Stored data
----------------------------------------

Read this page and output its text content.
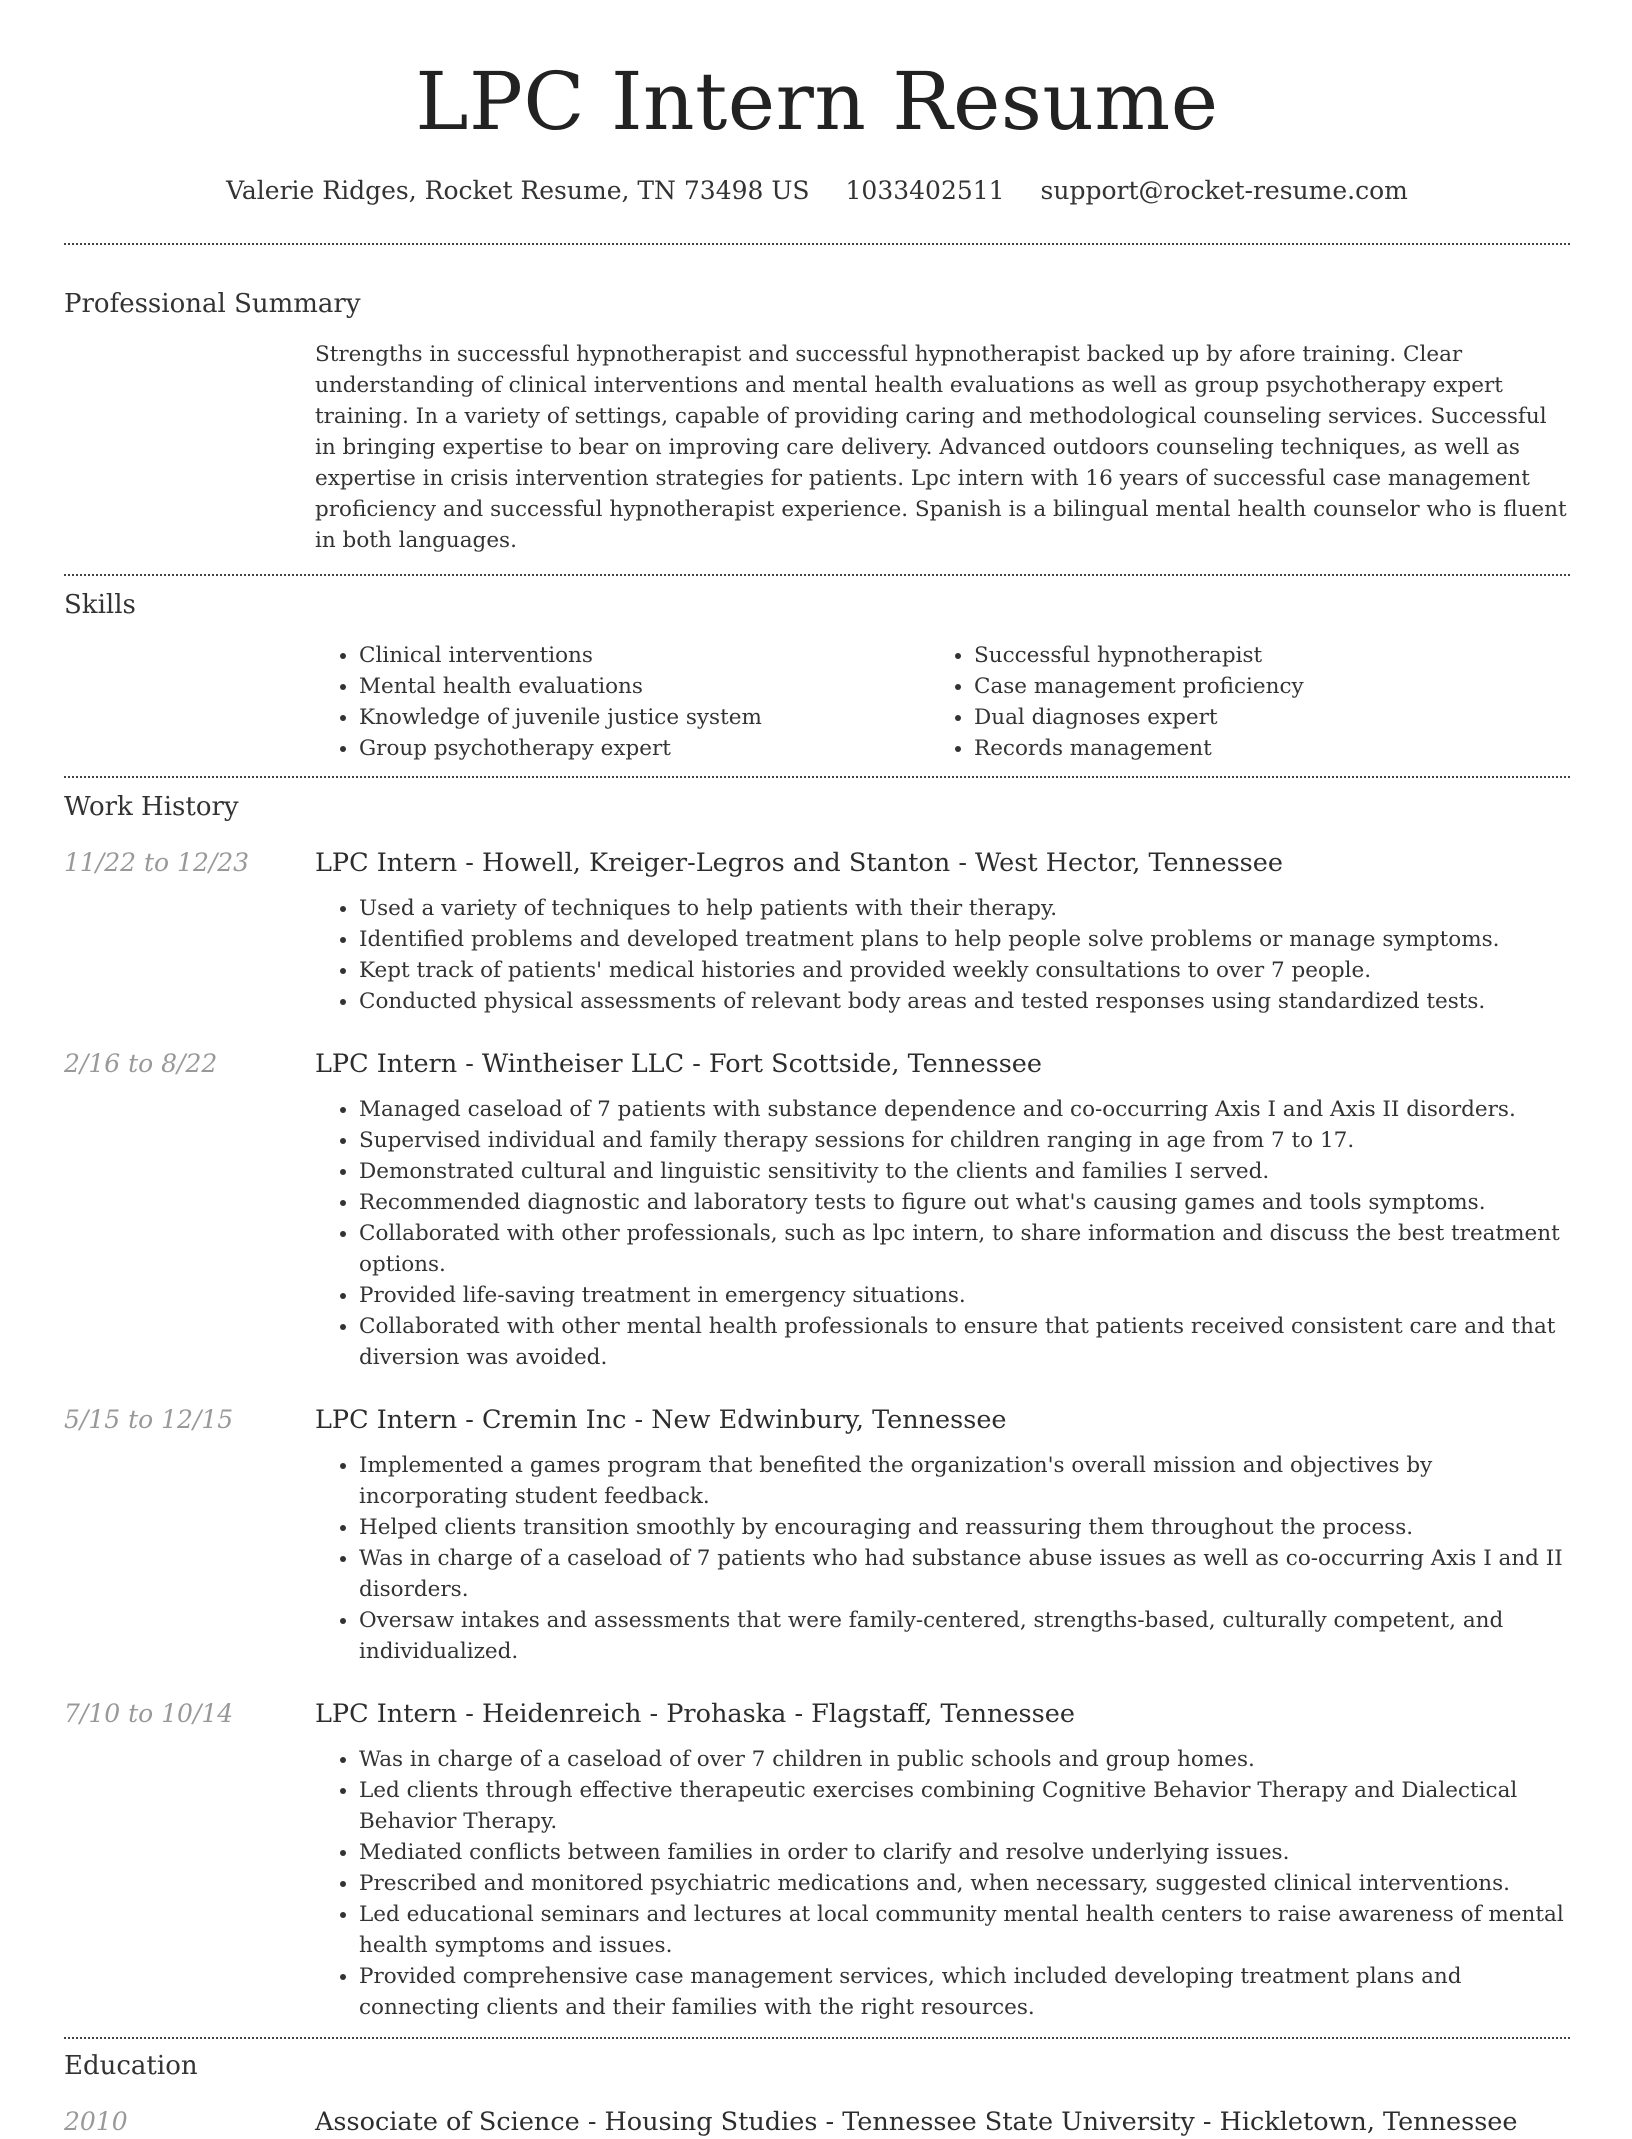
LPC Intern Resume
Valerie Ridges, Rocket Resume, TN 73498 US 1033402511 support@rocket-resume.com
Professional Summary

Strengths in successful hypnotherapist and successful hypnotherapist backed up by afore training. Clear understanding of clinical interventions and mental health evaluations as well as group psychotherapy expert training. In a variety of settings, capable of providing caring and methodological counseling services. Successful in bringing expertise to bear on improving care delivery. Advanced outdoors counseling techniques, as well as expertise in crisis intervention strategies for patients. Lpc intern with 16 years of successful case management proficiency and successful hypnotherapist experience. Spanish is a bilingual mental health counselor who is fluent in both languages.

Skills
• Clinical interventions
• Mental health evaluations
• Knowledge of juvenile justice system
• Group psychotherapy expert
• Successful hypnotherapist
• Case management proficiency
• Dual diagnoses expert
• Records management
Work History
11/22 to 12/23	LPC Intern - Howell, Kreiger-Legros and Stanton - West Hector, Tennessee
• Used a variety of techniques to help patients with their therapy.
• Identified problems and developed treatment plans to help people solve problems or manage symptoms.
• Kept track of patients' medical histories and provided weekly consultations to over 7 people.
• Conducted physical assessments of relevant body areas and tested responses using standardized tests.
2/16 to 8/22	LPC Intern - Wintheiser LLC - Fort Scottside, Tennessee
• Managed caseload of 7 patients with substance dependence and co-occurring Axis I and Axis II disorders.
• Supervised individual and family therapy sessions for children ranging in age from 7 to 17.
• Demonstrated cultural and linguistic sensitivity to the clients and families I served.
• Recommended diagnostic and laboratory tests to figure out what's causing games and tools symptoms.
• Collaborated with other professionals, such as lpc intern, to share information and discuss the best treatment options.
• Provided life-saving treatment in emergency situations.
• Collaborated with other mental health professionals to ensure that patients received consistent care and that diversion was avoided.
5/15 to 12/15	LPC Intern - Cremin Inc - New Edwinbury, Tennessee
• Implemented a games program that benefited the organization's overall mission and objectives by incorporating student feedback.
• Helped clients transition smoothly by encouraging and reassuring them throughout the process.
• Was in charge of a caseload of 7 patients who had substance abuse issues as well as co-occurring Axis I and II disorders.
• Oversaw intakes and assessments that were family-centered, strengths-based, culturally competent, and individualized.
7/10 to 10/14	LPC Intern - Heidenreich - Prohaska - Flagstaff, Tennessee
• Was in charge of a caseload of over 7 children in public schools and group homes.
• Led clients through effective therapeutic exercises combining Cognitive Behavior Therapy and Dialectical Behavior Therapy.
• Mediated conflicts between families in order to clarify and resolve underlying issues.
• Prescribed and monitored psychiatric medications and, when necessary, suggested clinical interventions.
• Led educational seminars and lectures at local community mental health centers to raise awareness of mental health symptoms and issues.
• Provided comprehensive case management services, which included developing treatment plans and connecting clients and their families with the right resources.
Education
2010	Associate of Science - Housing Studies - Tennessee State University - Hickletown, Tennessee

----------------------------------------

Assigned task
Copy every line above in which the string "Collaborated" shows up.

Exercise solution
• Collaborated with other professionals, such as lpc intern, to share information and discuss the best treatment options.
• Collaborated with other mental health professionals to ensure that patients received consistent care and that diversion was avoided.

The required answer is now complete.